Copy out all of the material, matching it word for word.

Entries taken from a collection

##########

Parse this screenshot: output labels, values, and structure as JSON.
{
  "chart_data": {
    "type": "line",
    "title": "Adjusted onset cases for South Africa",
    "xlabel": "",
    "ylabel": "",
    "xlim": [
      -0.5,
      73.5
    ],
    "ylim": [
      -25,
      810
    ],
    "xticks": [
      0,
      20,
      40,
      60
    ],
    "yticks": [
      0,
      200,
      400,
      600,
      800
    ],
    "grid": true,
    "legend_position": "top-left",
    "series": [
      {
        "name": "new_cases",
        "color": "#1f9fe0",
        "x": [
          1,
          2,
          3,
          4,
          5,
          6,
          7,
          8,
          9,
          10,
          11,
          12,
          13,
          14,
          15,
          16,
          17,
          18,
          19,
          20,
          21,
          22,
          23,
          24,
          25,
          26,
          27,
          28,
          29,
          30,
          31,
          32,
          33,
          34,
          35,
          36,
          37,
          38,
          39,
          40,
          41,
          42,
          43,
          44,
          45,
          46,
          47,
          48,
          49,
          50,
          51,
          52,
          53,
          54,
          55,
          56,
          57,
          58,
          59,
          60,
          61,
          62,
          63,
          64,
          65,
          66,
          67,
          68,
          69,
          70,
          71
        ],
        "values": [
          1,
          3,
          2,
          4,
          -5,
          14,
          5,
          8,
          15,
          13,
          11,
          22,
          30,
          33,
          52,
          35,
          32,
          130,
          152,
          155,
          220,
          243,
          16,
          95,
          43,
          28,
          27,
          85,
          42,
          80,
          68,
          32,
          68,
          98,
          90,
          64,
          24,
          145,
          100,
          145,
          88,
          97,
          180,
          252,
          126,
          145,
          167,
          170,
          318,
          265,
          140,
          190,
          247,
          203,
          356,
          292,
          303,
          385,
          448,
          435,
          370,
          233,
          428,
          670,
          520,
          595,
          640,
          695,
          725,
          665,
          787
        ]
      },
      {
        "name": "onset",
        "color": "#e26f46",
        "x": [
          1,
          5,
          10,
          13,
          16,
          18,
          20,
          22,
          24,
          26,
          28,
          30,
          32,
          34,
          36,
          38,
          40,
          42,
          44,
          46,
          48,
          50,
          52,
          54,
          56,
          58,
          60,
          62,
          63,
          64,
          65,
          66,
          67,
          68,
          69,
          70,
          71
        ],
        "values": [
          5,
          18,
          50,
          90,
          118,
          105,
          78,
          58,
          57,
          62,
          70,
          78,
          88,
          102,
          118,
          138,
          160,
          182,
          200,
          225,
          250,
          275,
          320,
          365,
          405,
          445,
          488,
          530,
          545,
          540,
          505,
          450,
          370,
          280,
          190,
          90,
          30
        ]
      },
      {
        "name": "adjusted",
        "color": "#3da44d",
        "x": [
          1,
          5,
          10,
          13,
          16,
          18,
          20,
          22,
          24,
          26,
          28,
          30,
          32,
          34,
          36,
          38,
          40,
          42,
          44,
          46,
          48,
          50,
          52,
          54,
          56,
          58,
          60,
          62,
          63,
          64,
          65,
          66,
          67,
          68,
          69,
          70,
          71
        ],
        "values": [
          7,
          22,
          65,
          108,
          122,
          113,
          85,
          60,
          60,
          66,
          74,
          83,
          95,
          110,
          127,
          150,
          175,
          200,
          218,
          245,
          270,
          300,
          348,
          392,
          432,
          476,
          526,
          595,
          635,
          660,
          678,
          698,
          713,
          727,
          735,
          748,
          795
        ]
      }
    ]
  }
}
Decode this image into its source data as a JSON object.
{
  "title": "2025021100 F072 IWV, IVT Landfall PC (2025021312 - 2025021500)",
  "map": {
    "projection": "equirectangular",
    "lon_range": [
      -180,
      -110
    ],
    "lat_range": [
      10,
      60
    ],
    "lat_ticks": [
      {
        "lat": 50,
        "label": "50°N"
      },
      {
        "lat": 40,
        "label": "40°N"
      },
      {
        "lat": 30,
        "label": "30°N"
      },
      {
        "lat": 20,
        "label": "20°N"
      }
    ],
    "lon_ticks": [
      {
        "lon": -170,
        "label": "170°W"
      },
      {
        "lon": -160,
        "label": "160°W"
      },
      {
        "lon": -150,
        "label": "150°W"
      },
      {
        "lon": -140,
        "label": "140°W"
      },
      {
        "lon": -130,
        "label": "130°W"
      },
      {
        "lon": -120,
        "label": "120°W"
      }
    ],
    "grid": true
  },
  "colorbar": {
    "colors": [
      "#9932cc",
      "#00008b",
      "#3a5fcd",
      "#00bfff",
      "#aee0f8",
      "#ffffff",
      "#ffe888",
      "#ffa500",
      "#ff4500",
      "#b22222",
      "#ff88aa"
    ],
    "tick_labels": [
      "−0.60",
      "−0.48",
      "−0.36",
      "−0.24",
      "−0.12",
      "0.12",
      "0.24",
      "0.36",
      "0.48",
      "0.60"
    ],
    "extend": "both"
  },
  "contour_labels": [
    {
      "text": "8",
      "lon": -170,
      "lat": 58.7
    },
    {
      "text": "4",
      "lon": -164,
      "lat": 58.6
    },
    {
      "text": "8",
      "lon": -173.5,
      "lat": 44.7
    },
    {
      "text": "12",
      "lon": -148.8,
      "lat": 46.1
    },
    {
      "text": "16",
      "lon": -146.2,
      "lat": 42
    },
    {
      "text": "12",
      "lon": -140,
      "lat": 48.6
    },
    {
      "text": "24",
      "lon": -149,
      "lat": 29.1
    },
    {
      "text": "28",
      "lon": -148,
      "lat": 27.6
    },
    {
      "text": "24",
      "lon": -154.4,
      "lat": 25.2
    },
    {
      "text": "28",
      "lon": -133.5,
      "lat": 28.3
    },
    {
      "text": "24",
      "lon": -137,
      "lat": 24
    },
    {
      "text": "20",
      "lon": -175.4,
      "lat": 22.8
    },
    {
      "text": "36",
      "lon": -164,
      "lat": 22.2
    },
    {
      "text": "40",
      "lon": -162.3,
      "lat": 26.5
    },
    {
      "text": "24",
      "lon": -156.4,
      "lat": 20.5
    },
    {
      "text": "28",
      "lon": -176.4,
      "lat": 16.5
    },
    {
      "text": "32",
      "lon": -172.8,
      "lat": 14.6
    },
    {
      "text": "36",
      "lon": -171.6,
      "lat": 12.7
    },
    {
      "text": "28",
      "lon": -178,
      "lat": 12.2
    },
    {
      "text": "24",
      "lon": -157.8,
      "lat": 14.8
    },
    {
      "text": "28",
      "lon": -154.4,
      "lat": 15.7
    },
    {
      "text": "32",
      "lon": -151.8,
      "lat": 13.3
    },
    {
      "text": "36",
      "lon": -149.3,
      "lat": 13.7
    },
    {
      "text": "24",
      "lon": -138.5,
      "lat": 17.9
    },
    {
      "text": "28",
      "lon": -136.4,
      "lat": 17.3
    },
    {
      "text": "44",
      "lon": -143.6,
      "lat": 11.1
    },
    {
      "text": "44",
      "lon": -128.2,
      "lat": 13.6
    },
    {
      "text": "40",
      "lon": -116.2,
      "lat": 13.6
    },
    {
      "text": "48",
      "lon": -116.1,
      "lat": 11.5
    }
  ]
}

##########

EXERCISE RESPONSE:
Parse this screenshot: output labels, values, and structure as JSON.
{
  "chart_data": {
    "type": "line",
    "title": "Adjusted onset cases for South Africa",
    "xlabel": "",
    "ylabel": "",
    "xlim": [
      -0.5,
      73.5
    ],
    "ylim": [
      -25,
      810
    ],
    "xticks": [
      0,
      20,
      40,
      60
    ],
    "yticks": [
      0,
      200,
      400,
      600,
      800
    ],
    "grid": true,
    "legend_position": "top-left",
    "series": [
      {
        "name": "new_cases",
        "color": "#1f9fe0",
        "x": [
          1,
          2,
          3,
          4,
          5,
          6,
          7,
          8,
          9,
          10,
          11,
          12,
          13,
          14,
          15,
          16,
          17,
          18,
          19,
          20,
          21,
          22,
          23,
          24,
          25,
          26,
          27,
          28,
          29,
          30,
          31,
          32,
          33,
          34,
          35,
          36,
          37,
          38,
          39,
          40,
          41,
          42,
          43,
          44,
          45,
          46,
          47,
          48,
          49,
          50,
          51,
          52,
          53,
          54,
          55,
          56,
          57,
          58,
          59,
          60,
          61,
          62,
          63,
          64,
          65,
          66,
          67,
          68,
          69,
          70,
          71
        ],
        "values": [
          1,
          3,
          2,
          4,
          -5,
          14,
          5,
          8,
          15,
          13,
          11,
          22,
          30,
          33,
          52,
          35,
          32,
          130,
          152,
          155,
          220,
          243,
          16,
          95,
          43,
          28,
          27,
          85,
          42,
          80,
          68,
          32,
          68,
          98,
          90,
          64,
          24,
          145,
          100,
          145,
          88,
          97,
          180,
          252,
          126,
          145,
          167,
          170,
          318,
          265,
          140,
          190,
          247,
          203,
          356,
          292,
          303,
          385,
          448,
          435,
          370,
          233,
          428,
          670,
          520,
          595,
          640,
          695,
          725,
          665,
          787
        ]
      },
      {
        "name": "onset",
        "color": "#e26f46",
        "x": [
          1,
          5,
          10,
          13,
          16,
          18,
          20,
          22,
          24,
          26,
          28,
          30,
          32,
          34,
          36,
          38,
          40,
          42,
          44,
          46,
          48,
          50,
          52,
          54,
          56,
          58,
          60,
          62,
          63,
          64,
          65,
          66,
          67,
          68,
          69,
          70,
          71
        ],
        "values": [
          5,
          18,
          50,
          90,
          118,
          105,
          78,
          58,
          57,
          62,
          70,
          78,
          88,
          102,
          118,
          138,
          160,
          182,
          200,
          225,
          250,
          275,
          320,
          365,
          405,
          445,
          488,
          530,
          545,
          540,
          505,
          450,
          370,
          280,
          190,
          90,
          30
        ]
      },
      {
        "name": "adjusted",
        "color": "#3da44d",
        "x": [
          1,
          5,
          10,
          13,
          16,
          18,
          20,
          22,
          24,
          26,
          28,
          30,
          32,
          34,
          36,
          38,
          40,
          42,
          44,
          46,
          48,
          50,
          52,
          54,
          56,
          58,
          60,
          62,
          63,
          64,
          65,
          66,
          67,
          68,
          69,
          70,
          71
        ],
        "values": [
          7,
          22,
          65,
          108,
          122,
          113,
          85,
          60,
          60,
          66,
          74,
          83,
          95,
          110,
          127,
          150,
          175,
          200,
          218,
          245,
          270,
          300,
          348,
          392,
          432,
          476,
          526,
          595,
          635,
          660,
          678,
          698,
          713,
          727,
          735,
          748,
          795
        ]
      }
    ]
  }
}
Decode this image into its source data as a JSON object.
{
  "title": "2025021100 F072 IWV, IVT Landfall PC (2025021312 - 2025021500)",
  "map": {
    "projection": "equirectangular",
    "lon_range": [
      -180,
      -110
    ],
    "lat_range": [
      10,
      60
    ],
    "lat_ticks": [
      {
        "lat": 50,
        "label": "50°N"
      },
      {
        "lat": 40,
        "label": "40°N"
      },
      {
        "lat": 30,
        "label": "30°N"
      },
      {
        "lat": 20,
        "label": "20°N"
      }
    ],
    "lon_ticks": [
      {
        "lon": -170,
        "label": "170°W"
      },
      {
        "lon": -160,
        "label": "160°W"
      },
      {
        "lon": -150,
        "label": "150°W"
      },
      {
        "lon": -140,
        "label": "140°W"
      },
      {
        "lon": -130,
        "label": "130°W"
      },
      {
        "lon": -120,
        "label": "120°W"
      }
    ],
    "grid": true
  },
  "colorbar": {
    "colors": [
      "#9932cc",
      "#00008b",
      "#3a5fcd",
      "#00bfff",
      "#aee0f8",
      "#ffffff",
      "#ffe888",
      "#ffa500",
      "#ff4500",
      "#b22222",
      "#ff88aa"
    ],
    "tick_labels": [
      "−0.60",
      "−0.48",
      "−0.36",
      "−0.24",
      "−0.12",
      "0.12",
      "0.24",
      "0.36",
      "0.48",
      "0.60"
    ],
    "extend": "both"
  },
  "contour_labels": [
    {
      "text": "8",
      "lon": -170,
      "lat": 58.7
    },
    {
      "text": "4",
      "lon": -164,
      "lat": 58.6
    },
    {
      "text": "8",
      "lon": -173.5,
      "lat": 44.7
    },
    {
      "text": "12",
      "lon": -148.8,
      "lat": 46.1
    },
    {
      "text": "16",
      "lon": -146.2,
      "lat": 42
    },
    {
      "text": "12",
      "lon": -140,
      "lat": 48.6
    },
    {
      "text": "24",
      "lon": -149,
      "lat": 29.1
    },
    {
      "text": "28",
      "lon": -148,
      "lat": 27.6
    },
    {
      "text": "24",
      "lon": -154.4,
      "lat": 25.2
    },
    {
      "text": "28",
      "lon": -133.5,
      "lat": 28.3
    },
    {
      "text": "24",
      "lon": -137,
      "lat": 24
    },
    {
      "text": "20",
      "lon": -175.4,
      "lat": 22.8
    },
    {
      "text": "36",
      "lon": -164,
      "lat": 22.2
    },
    {
      "text": "40",
      "lon": -162.3,
      "lat": 26.5
    },
    {
      "text": "24",
      "lon": -156.4,
      "lat": 20.5
    },
    {
      "text": "28",
      "lon": -176.4,
      "lat": 16.5
    },
    {
      "text": "32",
      "lon": -172.8,
      "lat": 14.6
    },
    {
      "text": "36",
      "lon": -171.6,
      "lat": 12.7
    },
    {
      "text": "28",
      "lon": -178,
      "lat": 12.2
    },
    {
      "text": "24",
      "lon": -157.8,
      "lat": 14.8
    },
    {
      "text": "28",
      "lon": -154.4,
      "lat": 15.7
    },
    {
      "text": "32",
      "lon": -151.8,
      "lat": 13.3
    },
    {
      "text": "36",
      "lon": -149.3,
      "lat": 13.7
    },
    {
      "text": "24",
      "lon": -138.5,
      "lat": 17.9
    },
    {
      "text": "28",
      "lon": -136.4,
      "lat": 17.3
    },
    {
      "text": "44",
      "lon": -143.6,
      "lat": 11.1
    },
    {
      "text": "44",
      "lon": -128.2,
      "lat": 13.6
    },
    {
      "text": "40",
      "lon": -116.2,
      "lat": 13.6
    },
    {
      "text": "48",
      "lon": -116.1,
      "lat": 11.5
    }
  ]
}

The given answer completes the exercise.